# EXCERPTED DATA
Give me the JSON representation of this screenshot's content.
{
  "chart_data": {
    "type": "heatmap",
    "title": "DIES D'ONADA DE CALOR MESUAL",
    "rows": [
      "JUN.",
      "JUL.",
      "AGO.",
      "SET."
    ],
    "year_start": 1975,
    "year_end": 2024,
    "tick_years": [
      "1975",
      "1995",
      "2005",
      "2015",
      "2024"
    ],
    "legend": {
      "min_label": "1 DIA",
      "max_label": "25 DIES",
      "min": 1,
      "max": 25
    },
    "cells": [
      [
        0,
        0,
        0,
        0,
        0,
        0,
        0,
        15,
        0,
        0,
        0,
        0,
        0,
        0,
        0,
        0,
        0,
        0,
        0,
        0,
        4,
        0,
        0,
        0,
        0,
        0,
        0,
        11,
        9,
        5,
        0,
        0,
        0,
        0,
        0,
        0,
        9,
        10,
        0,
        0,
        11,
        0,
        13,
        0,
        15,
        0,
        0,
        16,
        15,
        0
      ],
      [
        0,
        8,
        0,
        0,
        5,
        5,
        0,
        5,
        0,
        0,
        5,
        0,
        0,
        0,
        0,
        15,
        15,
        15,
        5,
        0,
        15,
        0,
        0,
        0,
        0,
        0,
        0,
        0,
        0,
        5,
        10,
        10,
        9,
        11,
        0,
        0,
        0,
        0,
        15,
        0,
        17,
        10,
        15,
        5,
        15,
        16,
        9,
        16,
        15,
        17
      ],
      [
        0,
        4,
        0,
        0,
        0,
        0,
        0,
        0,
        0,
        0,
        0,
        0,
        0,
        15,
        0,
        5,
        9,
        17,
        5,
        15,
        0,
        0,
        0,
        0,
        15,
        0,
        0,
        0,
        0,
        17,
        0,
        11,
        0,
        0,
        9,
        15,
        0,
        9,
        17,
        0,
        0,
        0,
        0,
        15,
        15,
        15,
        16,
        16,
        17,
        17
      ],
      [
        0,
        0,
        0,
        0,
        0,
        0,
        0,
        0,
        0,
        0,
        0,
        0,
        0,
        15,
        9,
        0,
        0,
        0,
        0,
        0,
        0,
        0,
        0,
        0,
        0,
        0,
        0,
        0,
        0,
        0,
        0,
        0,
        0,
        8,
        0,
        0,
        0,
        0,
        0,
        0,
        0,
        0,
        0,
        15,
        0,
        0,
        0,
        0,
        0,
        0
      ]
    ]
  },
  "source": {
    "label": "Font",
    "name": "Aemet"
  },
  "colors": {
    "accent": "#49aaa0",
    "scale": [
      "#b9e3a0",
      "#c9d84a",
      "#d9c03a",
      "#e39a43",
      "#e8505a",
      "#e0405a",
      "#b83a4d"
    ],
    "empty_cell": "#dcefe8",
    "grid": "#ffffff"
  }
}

# TASK PROMPT
Exactly reproduce every record.

# RESPONSE
Give me the JSON representation of this screenshot's content.
{
  "chart_data": {
    "type": "heatmap",
    "title": "DIES D'ONADA DE CALOR MESUAL",
    "rows": [
      "JUN.",
      "JUL.",
      "AGO.",
      "SET."
    ],
    "year_start": 1975,
    "year_end": 2024,
    "tick_years": [
      "1975",
      "1995",
      "2005",
      "2015",
      "2024"
    ],
    "legend": {
      "min_label": "1 DIA",
      "max_label": "25 DIES",
      "min": 1,
      "max": 25
    },
    "cells": [
      [
        0,
        0,
        0,
        0,
        0,
        0,
        0,
        15,
        0,
        0,
        0,
        0,
        0,
        0,
        0,
        0,
        0,
        0,
        0,
        0,
        4,
        0,
        0,
        0,
        0,
        0,
        0,
        11,
        9,
        5,
        0,
        0,
        0,
        0,
        0,
        0,
        9,
        10,
        0,
        0,
        11,
        0,
        13,
        0,
        15,
        0,
        0,
        16,
        15,
        0
      ],
      [
        0,
        8,
        0,
        0,
        5,
        5,
        0,
        5,
        0,
        0,
        5,
        0,
        0,
        0,
        0,
        15,
        15,
        15,
        5,
        0,
        15,
        0,
        0,
        0,
        0,
        0,
        0,
        0,
        0,
        5,
        10,
        10,
        9,
        11,
        0,
        0,
        0,
        0,
        15,
        0,
        17,
        10,
        15,
        5,
        15,
        16,
        9,
        16,
        15,
        17
      ],
      [
        0,
        4,
        0,
        0,
        0,
        0,
        0,
        0,
        0,
        0,
        0,
        0,
        0,
        15,
        0,
        5,
        9,
        17,
        5,
        15,
        0,
        0,
        0,
        0,
        15,
        0,
        0,
        0,
        0,
        17,
        0,
        11,
        0,
        0,
        9,
        15,
        0,
        9,
        17,
        0,
        0,
        0,
        0,
        15,
        15,
        15,
        16,
        16,
        17,
        17
      ],
      [
        0,
        0,
        0,
        0,
        0,
        0,
        0,
        0,
        0,
        0,
        0,
        0,
        0,
        15,
        9,
        0,
        0,
        0,
        0,
        0,
        0,
        0,
        0,
        0,
        0,
        0,
        0,
        0,
        0,
        0,
        0,
        0,
        0,
        8,
        0,
        0,
        0,
        0,
        0,
        0,
        0,
        0,
        0,
        15,
        0,
        0,
        0,
        0,
        0,
        0
      ]
    ]
  },
  "source": {
    "label": "Font",
    "name": "Aemet"
  },
  "colors": {
    "accent": "#49aaa0",
    "scale": [
      "#b9e3a0",
      "#c9d84a",
      "#d9c03a",
      "#e39a43",
      "#e8505a",
      "#e0405a",
      "#b83a4d"
    ],
    "empty_cell": "#dcefe8",
    "grid": "#ffffff"
  }
}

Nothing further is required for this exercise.